INPUT FOR THIS TASK —
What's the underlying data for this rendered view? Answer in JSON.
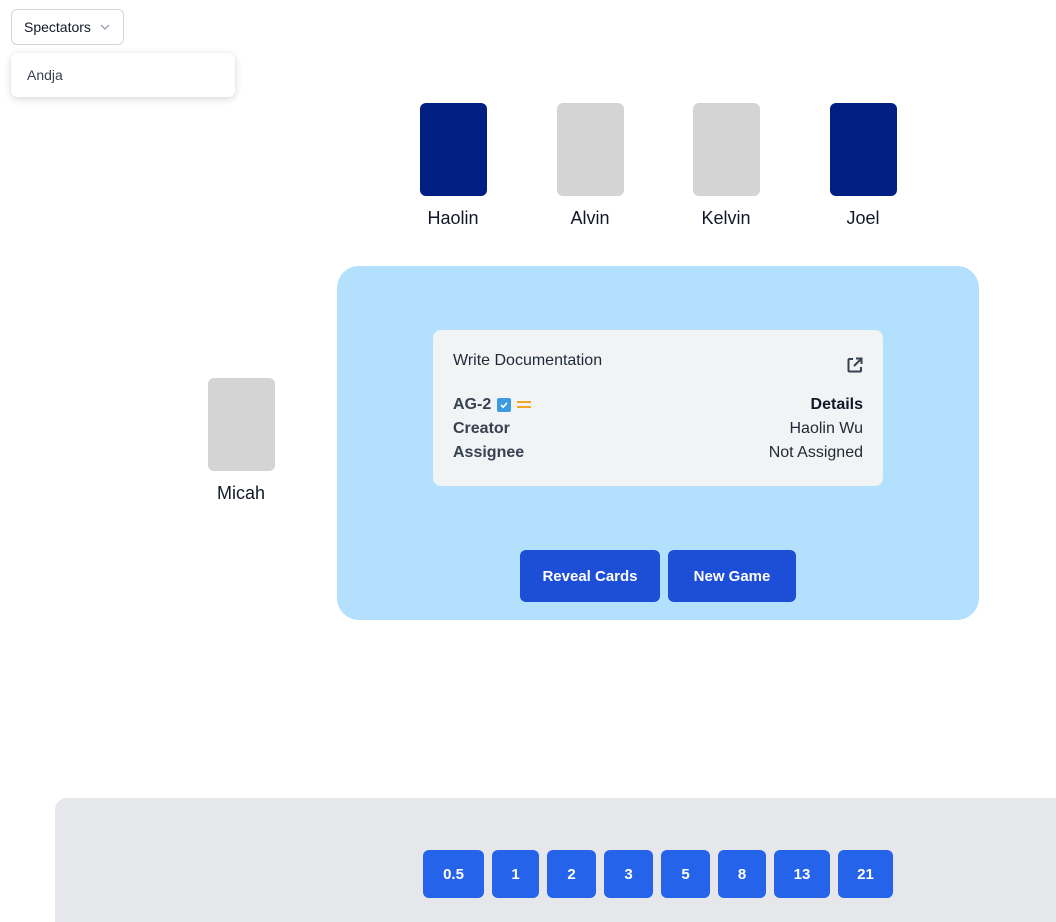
{
  "spectators": {
    "button_label": "Spectators",
    "items": [
      "Andja"
    ]
  },
  "players": [
    {
      "name": "Haolin",
      "card_state": "selected"
    },
    {
      "name": "Alvin",
      "card_state": "empty"
    },
    {
      "name": "Kelvin",
      "card_state": "empty"
    },
    {
      "name": "Joel",
      "card_state": "selected"
    },
    {
      "name": "Micah",
      "card_state": "empty"
    }
  ],
  "issue": {
    "title": "Write Documentation",
    "key": "AG-2",
    "details_label": "Details",
    "creator_label": "Creator",
    "creator": "Haolin Wu",
    "assignee_label": "Assignee",
    "assignee": "Not Assigned"
  },
  "actions": {
    "reveal_label": "Reveal Cards",
    "new_game_label": "New Game"
  },
  "deck": {
    "cards": [
      "0.5",
      "1",
      "2",
      "3",
      "5",
      "8",
      "13",
      "21"
    ]
  },
  "colors": {
    "selected_card": "#011e82",
    "empty_card": "#d4d4d4",
    "table": "#b3e0fc",
    "primary_button": "#1d4ed8",
    "deck_card": "#2563eb",
    "deck_background": "#e5e7eb"
  },
  "icons": {
    "dropdown": "chevron-down-icon",
    "external_link": "external-link-icon",
    "issue_type": "checkbox-icon",
    "priority": "priority-medium-icon"
  }
}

WORK REQUIRED — Transcribe the listing above verbatim. Omit the pictures.

RESULT OF THE EXERCISE —
What's the underlying data for this rendered view? Answer in JSON.
{
  "spectators": {
    "button_label": "Spectators",
    "items": [
      "Andja"
    ]
  },
  "players": [
    {
      "name": "Haolin",
      "card_state": "selected"
    },
    {
      "name": "Alvin",
      "card_state": "empty"
    },
    {
      "name": "Kelvin",
      "card_state": "empty"
    },
    {
      "name": "Joel",
      "card_state": "selected"
    },
    {
      "name": "Micah",
      "card_state": "empty"
    }
  ],
  "issue": {
    "title": "Write Documentation",
    "key": "AG-2",
    "details_label": "Details",
    "creator_label": "Creator",
    "creator": "Haolin Wu",
    "assignee_label": "Assignee",
    "assignee": "Not Assigned"
  },
  "actions": {
    "reveal_label": "Reveal Cards",
    "new_game_label": "New Game"
  },
  "deck": {
    "cards": [
      "0.5",
      "1",
      "2",
      "3",
      "5",
      "8",
      "13",
      "21"
    ]
  },
  "colors": {
    "selected_card": "#011e82",
    "empty_card": "#d4d4d4",
    "table": "#b3e0fc",
    "primary_button": "#1d4ed8",
    "deck_card": "#2563eb",
    "deck_background": "#e5e7eb"
  },
  "icons": {
    "dropdown": "chevron-down-icon",
    "external_link": "external-link-icon",
    "issue_type": "checkbox-icon",
    "priority": "priority-medium-icon"
  }
}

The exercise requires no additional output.